> [Problem]: Write out the full set of records exactly. Any pictures in them do not belong in the copy.

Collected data
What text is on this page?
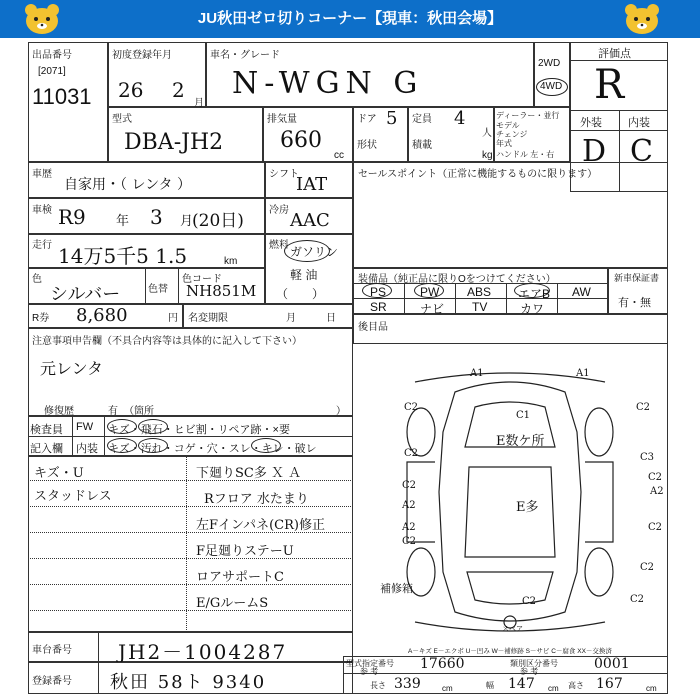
JU秋田ゼロ切りコーナー【現車：秋田会場】
出品番号
[2071]
11031
初度登録年月
26 2
月
車名・グレード
N-WGN G
2WD
4WD
評価点
R
外装 内装
D C
型式
DBA-JH2
排気量
660
cc
ドア 5
形状
定員 4
人
積載
kg
ディーラー・並行
モデル
チェンジ
年式
ハンドル 左・右
車歴
自家用・（ レンタ ）
シフト
IAT
車検 R9 年 3 月
(20日)
冷房 AAC
走行 14万5千5 1.5	km
燃料 ガソリン
軽 油
（　　）
色
シルバー	色替
色コード
NH851M
R券 8,680	円 名変期限	月	日
セールスポイント（正常に機能するものに限ります）
装備品（純正品に限りOをつけてください）
PS	PW ABS エアB AW
SR	ナビ TV	カワ
新車保証書
有・無
後目品
注意事項申告欄（不具合内容等は具体的に記入して下さい）
元レンタ
修復歴	有 （箇所	）
検査員 FW キズ・飛石・ヒビ割・リペア跡・×要
記入欄 内装 キズ・汚れ・コゲ・穴・スレ・キレ・破レ
キズ・U
スタッドレス
下廻りSC多 Ｘ Ａ
Rフロア 水たまり
左Fインパネ(CR)修正
F足廻りステーU
ロアサポートC
E/GルームS
A1	A1
C2
C1
C2
E数ケ所
C2	C3
C2
A2
A2
C2
E多
C2
A2
C2
補修箱
C2
C2	C2
スペア
A－キズ E－エクボ U－凹み W－補修跡 S－サビ C－腐食 XX－交換済
車台番号 JH2－1004287
登録番号 秋田 58ト 9340
型式指定番号
参 考	17660	類別区分番号
参 考	0001
長さ 339	cm	幅 147 cm 高さ 167	cm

> [Exercise solution]:
What text is on this page?
JU秋田ゼロ切りコーナー【現車：秋田会場】
出品番号
[2071]
11031
初度登録年月
26 2
月
車名・グレード
N-WGN G
2WD
4WD
評価点
R
外装 内装
D C
型式
DBA-JH2
排気量
660
cc
ドア 5
形状
定員 4
人
積載
kg
ディーラー・並行
モデル
チェンジ
年式
ハンドル 左・右
車歴
自家用・（ レンタ ）
シフト
IAT
車検 R9 年 3 月
(20日)
冷房 AAC
走行 14万5千5 1.5	km
燃料 ガソリン
軽 油
（　　）
色
シルバー	色替
色コード
NH851M
R券 8,680	円 名変期限	月	日
セールスポイント（正常に機能するものに限ります）
装備品（純正品に限りOをつけてください）
PS	PW ABS エアB AW
SR	ナビ TV	カワ
新車保証書
有・無
後目品
注意事項申告欄（不具合内容等は具体的に記入して下さい）
元レンタ
修復歴	有 （箇所	）
検査員 FW キズ・飛石・ヒビ割・リペア跡・×要
記入欄 内装 キズ・汚れ・コゲ・穴・スレ・キレ・破レ
キズ・U
スタッドレス
下廻りSC多 Ｘ Ａ
Rフロア 水たまり
左Fインパネ(CR)修正
F足廻りステーU
ロアサポートC
E/GルームS
A1	A1
C2
C1
C2
E数ケ所
C2	C3
C2
A2
A2
C2
E多
C2
A2
C2
補修箱
C2
C2	C2
スペア
A－キズ E－エクボ U－凹み W－補修跡 S－サビ C－腐食 XX－交換済
車台番号 JH2－1004287
登録番号 秋田 58ト 9340
型式指定番号
参 考	17660	類別区分番号
参 考	0001
長さ 339	cm	幅 147 cm 高さ 167	cm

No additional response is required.